(Records to process):
========

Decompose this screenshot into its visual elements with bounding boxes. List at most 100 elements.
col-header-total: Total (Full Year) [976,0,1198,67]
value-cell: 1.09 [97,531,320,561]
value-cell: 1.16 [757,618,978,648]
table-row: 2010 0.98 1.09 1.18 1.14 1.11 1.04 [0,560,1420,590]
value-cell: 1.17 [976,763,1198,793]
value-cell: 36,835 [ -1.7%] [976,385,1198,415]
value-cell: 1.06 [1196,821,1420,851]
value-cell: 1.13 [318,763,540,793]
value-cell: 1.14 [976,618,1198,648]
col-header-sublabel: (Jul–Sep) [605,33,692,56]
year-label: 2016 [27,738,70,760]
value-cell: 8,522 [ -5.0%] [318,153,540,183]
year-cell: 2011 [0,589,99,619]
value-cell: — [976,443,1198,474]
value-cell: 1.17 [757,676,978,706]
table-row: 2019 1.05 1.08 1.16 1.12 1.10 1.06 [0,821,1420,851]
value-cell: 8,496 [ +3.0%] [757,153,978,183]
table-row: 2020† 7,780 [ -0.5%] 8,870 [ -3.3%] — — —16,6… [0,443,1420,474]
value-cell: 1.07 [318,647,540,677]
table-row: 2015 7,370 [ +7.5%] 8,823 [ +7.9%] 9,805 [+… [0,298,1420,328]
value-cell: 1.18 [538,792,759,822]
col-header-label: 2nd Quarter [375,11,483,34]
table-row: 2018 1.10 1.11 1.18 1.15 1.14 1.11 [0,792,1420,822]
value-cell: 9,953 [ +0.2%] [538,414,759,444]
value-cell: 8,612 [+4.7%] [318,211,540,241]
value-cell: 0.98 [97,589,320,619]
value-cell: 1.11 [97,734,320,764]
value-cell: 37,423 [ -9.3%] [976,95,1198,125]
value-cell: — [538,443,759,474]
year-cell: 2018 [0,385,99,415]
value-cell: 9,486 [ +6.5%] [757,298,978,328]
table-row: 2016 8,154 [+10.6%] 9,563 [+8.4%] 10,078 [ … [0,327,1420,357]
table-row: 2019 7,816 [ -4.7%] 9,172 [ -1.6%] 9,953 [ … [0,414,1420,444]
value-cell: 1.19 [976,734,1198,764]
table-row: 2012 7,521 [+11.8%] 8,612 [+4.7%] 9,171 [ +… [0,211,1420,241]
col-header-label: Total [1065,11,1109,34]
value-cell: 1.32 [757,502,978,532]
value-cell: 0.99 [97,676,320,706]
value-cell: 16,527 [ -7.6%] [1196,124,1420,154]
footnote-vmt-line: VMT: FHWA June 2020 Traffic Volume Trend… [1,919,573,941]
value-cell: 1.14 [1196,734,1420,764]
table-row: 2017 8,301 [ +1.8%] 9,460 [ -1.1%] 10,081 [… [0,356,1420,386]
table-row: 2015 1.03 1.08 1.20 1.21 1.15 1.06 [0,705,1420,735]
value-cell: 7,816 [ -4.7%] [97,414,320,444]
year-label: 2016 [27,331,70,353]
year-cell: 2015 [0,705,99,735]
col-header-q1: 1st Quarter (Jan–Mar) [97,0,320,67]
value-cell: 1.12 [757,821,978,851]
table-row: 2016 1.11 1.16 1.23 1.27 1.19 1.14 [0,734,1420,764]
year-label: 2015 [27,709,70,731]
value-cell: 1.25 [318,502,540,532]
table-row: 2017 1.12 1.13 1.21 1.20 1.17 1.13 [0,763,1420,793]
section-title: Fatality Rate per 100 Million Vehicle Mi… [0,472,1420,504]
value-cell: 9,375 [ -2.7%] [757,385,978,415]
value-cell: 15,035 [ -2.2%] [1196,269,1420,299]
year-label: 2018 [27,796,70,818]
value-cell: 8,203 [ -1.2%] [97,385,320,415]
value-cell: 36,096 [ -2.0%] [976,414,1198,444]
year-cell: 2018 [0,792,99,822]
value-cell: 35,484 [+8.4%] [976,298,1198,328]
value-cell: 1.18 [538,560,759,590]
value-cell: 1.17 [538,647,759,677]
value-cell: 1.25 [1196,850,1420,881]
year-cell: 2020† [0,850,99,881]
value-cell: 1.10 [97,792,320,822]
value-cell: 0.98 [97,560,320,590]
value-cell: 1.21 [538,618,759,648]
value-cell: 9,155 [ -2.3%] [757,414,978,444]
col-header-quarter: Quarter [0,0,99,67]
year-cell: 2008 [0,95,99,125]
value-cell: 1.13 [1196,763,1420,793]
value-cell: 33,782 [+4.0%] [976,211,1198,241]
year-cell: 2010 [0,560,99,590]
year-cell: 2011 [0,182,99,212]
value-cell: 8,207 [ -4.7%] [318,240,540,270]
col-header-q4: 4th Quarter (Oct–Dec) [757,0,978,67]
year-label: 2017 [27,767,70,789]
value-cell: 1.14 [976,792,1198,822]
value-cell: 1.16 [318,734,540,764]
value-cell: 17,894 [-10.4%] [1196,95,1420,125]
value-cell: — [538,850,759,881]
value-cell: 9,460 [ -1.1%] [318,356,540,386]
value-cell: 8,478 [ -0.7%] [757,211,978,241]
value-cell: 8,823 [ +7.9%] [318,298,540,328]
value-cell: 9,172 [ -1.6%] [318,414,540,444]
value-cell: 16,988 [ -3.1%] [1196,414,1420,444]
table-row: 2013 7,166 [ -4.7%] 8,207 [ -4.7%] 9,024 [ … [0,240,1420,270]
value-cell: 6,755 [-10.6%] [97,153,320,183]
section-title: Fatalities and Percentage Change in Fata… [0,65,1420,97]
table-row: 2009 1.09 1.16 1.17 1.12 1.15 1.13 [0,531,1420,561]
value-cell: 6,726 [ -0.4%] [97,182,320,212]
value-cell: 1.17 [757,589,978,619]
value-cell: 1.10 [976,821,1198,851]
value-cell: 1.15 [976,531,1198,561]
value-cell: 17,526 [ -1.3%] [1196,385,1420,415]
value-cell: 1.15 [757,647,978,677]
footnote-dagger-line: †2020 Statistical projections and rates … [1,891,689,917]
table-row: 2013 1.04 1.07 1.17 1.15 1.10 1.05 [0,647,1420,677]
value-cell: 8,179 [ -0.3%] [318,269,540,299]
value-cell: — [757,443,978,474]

========

(Description of the task):
Reproduce the listing with "Second Quarter" substituted for "2nd Quarter", leaving everything else unchanged.

(The result):
Decompose this screenshot into its visual elements with bounding boxes. List at most 100 elements.
col-header-total: Total (Full Year) [976,0,1198,67]
value-cell: 1.09 [97,531,320,561]
value-cell: 1.16 [757,618,978,648]
table-row: 2010 0.98 1.09 1.18 1.14 1.11 1.04 [0,560,1420,590]
value-cell: 1.17 [976,763,1198,793]
value-cell: 36,835 [ -1.7%] [976,385,1198,415]
value-cell: 1.06 [1196,821,1420,851]
value-cell: 1.13 [318,763,540,793]
value-cell: 1.14 [976,618,1198,648]
col-header-sublabel: (Jul–Sep) [605,33,692,56]
year-label: 2016 [27,738,70,760]
value-cell: 8,522 [ -5.0%] [318,153,540,183]
year-cell: 2011 [0,589,99,619]
value-cell: — [976,443,1198,474]
value-cell: 1.17 [757,676,978,706]
table-row: 2019 1.05 1.08 1.16 1.12 1.10 1.06 [0,821,1420,851]
value-cell: 8,496 [ +3.0%] [757,153,978,183]
table-row: 2020† 7,780 [ -0.5%] 8,870 [ -3.3%] — — —16,6… [0,443,1420,474]
value-cell: 1.07 [318,647,540,677]
table-row: 2015 7,370 [ +7.5%] 8,823 [ +7.9%] 9,805 [+… [0,298,1420,328]
value-cell: 1.18 [538,792,759,822]
col-header-label: Second Quarter [375,11,483,34]
table-row: 2018 1.10 1.11 1.18 1.15 1.14 1.11 [0,792,1420,822]
value-cell: 9,953 [ +0.2%] [538,414,759,444]
value-cell: 8,612 [+4.7%] [318,211,540,241]
value-cell: 0.98 [97,589,320,619]
value-cell: 1.11 [97,734,320,764]
value-cell: 37,423 [ -9.3%] [976,95,1198,125]
value-cell: — [538,443,759,474]
year-cell: 2018 [0,385,99,415]
value-cell: 9,486 [ +6.5%] [757,298,978,328]
table-row: 2016 8,154 [+10.6%] 9,563 [+8.4%] 10,078 [ … [0,327,1420,357]
table-row: 2019 7,816 [ -4.7%] 9,172 [ -1.6%] 9,953 [ … [0,414,1420,444]
value-cell: 1.19 [976,734,1198,764]
table-row: 2012 7,521 [+11.8%] 8,612 [+4.7%] 9,171 [ +… [0,211,1420,241]
col-header-label: Total [1065,11,1109,34]
value-cell: 1.32 [757,502,978,532]
value-cell: 0.99 [97,676,320,706]
value-cell: 16,527 [ -7.6%] [1196,124,1420,154]
footnote-vmt-line: VMT: FHWA June 2020 Traffic Volume Trend… [1,919,573,941]
value-cell: 1.14 [1196,734,1420,764]
table-row: 2017 8,301 [ +1.8%] 9,460 [ -1.1%] 10,081 [… [0,356,1420,386]
table-row: 2015 1.03 1.08 1.20 1.21 1.15 1.06 [0,705,1420,735]
value-cell: 7,816 [ -4.7%] [97,414,320,444]
year-label: 2016 [27,331,70,353]
year-cell: 2015 [0,705,99,735]
col-header-q1: 1st Quarter (Jan–Mar) [97,0,320,67]
value-cell: 1.12 [757,821,978,851]
table-row: 2016 1.11 1.16 1.23 1.27 1.19 1.14 [0,734,1420,764]
year-label: 2015 [27,709,70,731]
value-cell: 1.25 [318,502,540,532]
table-row: 2017 1.12 1.13 1.21 1.20 1.17 1.13 [0,763,1420,793]
section-title: Fatality Rate per 100 Million Vehicle Mi… [0,472,1420,504]
value-cell: 9,375 [ -2.7%] [757,385,978,415]
value-cell: 15,035 [ -2.2%] [1196,269,1420,299]
year-label: 2018 [27,796,70,818]
value-cell: 8,203 [ -1.2%] [97,385,320,415]
value-cell: 36,096 [ -2.0%] [976,414,1198,444]
year-cell: 2018 [0,792,99,822]
value-cell: 35,484 [+8.4%] [976,298,1198,328]
value-cell: 1.18 [538,560,759,590]
value-cell: 1.17 [538,647,759,677]
value-cell: 1.25 [1196,850,1420,881]
year-cell: 2020† [0,850,99,881]
value-cell: 1.10 [97,792,320,822]
value-cell: 0.98 [97,560,320,590]
value-cell: 1.21 [538,618,759,648]
value-cell: 9,155 [ -2.3%] [757,414,978,444]
col-header-quarter: Quarter [0,0,99,67]
year-cell: 2008 [0,95,99,125]
value-cell: 1.13 [1196,763,1420,793]
value-cell: 33,782 [+4.0%] [976,211,1198,241]
year-cell: 2010 [0,560,99,590]
year-cell: 2011 [0,182,99,212]
value-cell: 8,207 [ -4.7%] [318,240,540,270]
col-header-q4: 4th Quarter (Oct–Dec) [757,0,978,67]
year-label: 2017 [27,767,70,789]
value-cell: 1.14 [976,792,1198,822]
value-cell: 1.16 [318,734,540,764]
value-cell: 17,894 [-10.4%] [1196,95,1420,125]
value-cell: — [538,850,759,881]
value-cell: 9,460 [ -1.1%] [318,356,540,386]
value-cell: 8,478 [ -0.7%] [757,211,978,241]
value-cell: 8,823 [ +7.9%] [318,298,540,328]
value-cell: 9,172 [ -1.6%] [318,414,540,444]
value-cell: 16,988 [ -3.1%] [1196,414,1420,444]
table-row: 2013 7,166 [ -4.7%] 8,207 [ -4.7%] 9,024 [ … [0,240,1420,270]
value-cell: 6,755 [-10.6%] [97,153,320,183]
section-title: Fatalities and Percentage Change in Fata… [0,65,1420,97]
table-row: 2009 1.09 1.16 1.17 1.12 1.15 1.13 [0,531,1420,561]
value-cell: 6,726 [ -0.4%] [97,182,320,212]
value-cell: 1.17 [757,589,978,619]
value-cell: 1.10 [976,821,1198,851]
value-cell: 1.15 [976,531,1198,561]
value-cell: 17,526 [ -1.3%] [1196,385,1420,415]
value-cell: 1.15 [757,647,978,677]
footnote-dagger-line: †2020 Statistical projections and rates … [1,891,689,917]
table-row: 2013 1.04 1.07 1.17 1.15 1.10 1.05 [0,647,1420,677]
value-cell: 8,179 [ -0.3%] [318,269,540,299]
value-cell: — [757,443,978,474]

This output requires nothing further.